Count how many lines below contain the word "ylabel", then give that number alone.

>> start STORED RECORDS

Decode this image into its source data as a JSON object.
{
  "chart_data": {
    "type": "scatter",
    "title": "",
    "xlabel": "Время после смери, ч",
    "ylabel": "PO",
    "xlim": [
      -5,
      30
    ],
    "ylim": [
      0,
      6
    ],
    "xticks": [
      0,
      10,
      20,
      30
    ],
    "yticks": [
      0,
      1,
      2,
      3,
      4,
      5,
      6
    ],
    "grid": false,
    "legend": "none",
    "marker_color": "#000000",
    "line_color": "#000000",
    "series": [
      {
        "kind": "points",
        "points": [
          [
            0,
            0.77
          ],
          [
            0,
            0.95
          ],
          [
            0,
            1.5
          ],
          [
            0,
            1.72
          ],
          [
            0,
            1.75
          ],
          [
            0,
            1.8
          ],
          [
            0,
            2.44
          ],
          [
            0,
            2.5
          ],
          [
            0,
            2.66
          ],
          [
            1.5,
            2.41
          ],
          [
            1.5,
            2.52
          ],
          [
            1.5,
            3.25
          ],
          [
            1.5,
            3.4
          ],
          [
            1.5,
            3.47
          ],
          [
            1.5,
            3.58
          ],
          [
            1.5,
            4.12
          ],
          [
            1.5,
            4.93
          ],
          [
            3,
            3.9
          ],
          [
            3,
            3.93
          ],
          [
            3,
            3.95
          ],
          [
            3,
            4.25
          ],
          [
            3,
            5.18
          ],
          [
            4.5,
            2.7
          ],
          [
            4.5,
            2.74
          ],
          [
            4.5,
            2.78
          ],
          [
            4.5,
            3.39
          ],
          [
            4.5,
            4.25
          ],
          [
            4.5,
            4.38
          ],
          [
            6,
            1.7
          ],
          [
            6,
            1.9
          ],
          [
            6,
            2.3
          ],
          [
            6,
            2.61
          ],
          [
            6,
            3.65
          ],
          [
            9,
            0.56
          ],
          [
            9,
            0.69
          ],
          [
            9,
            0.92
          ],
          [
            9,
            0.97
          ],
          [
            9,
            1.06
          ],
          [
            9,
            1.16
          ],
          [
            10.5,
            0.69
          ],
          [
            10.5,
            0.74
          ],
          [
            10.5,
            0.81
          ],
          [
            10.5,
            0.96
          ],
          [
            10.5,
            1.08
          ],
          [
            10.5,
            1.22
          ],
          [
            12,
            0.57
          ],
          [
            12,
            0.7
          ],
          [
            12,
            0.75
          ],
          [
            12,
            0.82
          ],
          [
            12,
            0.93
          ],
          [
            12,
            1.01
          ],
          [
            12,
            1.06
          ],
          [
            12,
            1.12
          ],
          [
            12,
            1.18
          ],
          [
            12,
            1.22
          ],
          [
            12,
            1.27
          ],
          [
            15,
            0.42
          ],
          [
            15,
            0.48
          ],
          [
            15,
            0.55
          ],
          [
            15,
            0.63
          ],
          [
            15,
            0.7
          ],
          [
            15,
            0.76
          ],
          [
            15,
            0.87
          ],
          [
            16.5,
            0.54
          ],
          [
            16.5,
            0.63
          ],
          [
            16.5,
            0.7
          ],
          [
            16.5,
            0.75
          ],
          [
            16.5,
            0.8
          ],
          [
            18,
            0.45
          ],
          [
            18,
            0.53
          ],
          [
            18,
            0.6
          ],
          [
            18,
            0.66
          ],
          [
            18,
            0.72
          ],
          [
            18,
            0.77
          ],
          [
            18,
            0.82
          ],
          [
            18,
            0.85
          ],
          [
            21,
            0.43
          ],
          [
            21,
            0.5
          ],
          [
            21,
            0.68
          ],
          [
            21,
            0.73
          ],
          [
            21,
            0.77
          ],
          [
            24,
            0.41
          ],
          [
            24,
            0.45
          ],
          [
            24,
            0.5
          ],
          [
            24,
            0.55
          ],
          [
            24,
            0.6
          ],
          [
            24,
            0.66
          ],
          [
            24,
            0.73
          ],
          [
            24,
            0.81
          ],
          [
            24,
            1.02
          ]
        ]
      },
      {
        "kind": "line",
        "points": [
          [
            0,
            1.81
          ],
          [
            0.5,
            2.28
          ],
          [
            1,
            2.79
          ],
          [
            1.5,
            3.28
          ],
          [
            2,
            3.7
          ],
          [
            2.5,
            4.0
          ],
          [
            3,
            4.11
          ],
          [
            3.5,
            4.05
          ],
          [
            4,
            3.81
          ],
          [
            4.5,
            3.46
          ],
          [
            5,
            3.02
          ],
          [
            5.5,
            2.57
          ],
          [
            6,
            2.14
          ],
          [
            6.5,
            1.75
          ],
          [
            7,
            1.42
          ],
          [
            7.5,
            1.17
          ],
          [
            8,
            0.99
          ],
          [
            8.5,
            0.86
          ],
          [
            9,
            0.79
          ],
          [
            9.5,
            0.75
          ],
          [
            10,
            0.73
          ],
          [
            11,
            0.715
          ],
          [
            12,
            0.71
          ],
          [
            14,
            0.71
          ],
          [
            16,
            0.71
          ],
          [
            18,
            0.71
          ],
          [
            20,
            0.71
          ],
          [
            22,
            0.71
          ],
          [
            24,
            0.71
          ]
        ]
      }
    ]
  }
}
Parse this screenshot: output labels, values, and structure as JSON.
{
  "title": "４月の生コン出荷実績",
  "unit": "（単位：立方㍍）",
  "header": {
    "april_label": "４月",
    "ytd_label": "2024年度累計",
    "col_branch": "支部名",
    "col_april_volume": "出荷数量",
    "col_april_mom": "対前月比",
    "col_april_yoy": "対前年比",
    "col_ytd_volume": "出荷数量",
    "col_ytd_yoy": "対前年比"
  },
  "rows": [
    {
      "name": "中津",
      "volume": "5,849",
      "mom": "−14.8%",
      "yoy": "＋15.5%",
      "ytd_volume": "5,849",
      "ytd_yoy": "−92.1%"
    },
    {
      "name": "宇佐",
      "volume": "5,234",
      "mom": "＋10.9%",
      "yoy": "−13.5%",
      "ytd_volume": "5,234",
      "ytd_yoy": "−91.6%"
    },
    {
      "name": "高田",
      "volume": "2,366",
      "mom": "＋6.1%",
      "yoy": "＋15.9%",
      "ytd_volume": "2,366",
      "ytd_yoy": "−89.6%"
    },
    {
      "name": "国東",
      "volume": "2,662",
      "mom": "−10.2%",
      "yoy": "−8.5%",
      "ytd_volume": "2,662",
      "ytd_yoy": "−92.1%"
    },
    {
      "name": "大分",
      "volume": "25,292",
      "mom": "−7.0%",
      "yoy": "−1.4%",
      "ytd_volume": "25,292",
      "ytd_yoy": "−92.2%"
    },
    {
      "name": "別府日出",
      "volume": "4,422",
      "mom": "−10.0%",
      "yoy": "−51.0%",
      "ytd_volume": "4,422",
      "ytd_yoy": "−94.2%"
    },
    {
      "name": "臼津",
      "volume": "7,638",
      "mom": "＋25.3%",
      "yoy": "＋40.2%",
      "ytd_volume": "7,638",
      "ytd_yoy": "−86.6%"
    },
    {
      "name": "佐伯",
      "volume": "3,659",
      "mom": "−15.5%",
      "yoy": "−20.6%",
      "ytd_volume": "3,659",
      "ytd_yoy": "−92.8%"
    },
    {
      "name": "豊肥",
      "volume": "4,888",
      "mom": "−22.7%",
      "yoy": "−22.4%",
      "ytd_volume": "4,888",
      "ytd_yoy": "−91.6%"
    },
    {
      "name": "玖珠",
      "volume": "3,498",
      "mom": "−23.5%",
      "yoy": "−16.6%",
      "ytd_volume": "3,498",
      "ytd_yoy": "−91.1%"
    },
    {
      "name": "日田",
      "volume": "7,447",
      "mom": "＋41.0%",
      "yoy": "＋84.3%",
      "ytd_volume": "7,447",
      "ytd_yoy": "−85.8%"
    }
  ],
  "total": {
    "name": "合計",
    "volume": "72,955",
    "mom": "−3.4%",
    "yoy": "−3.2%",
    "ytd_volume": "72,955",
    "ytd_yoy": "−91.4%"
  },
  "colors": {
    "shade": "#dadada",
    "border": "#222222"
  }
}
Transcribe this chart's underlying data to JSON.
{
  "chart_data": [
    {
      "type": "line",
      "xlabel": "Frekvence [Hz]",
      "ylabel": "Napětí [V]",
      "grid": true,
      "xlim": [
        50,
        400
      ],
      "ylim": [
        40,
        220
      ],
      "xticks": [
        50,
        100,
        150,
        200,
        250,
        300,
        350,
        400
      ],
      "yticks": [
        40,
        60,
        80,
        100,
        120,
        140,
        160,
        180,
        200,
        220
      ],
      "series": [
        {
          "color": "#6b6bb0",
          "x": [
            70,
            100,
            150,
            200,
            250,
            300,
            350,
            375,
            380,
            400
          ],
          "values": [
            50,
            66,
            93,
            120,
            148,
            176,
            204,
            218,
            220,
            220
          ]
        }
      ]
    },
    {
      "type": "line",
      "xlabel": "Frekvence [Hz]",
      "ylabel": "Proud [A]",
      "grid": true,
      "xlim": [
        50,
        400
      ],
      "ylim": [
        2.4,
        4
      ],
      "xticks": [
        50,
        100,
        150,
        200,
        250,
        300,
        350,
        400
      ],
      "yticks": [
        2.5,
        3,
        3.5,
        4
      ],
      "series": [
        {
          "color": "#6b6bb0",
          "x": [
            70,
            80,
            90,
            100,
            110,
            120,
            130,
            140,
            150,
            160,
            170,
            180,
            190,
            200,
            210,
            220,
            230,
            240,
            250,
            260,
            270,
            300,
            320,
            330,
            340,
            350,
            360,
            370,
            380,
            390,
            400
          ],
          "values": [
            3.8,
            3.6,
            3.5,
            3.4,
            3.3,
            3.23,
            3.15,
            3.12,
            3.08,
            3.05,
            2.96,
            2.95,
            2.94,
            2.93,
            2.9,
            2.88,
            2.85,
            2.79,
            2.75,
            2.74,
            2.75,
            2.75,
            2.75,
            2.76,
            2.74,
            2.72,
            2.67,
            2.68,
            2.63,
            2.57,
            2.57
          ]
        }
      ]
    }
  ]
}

>> end STORED RECORDS

*SOLUTION*
3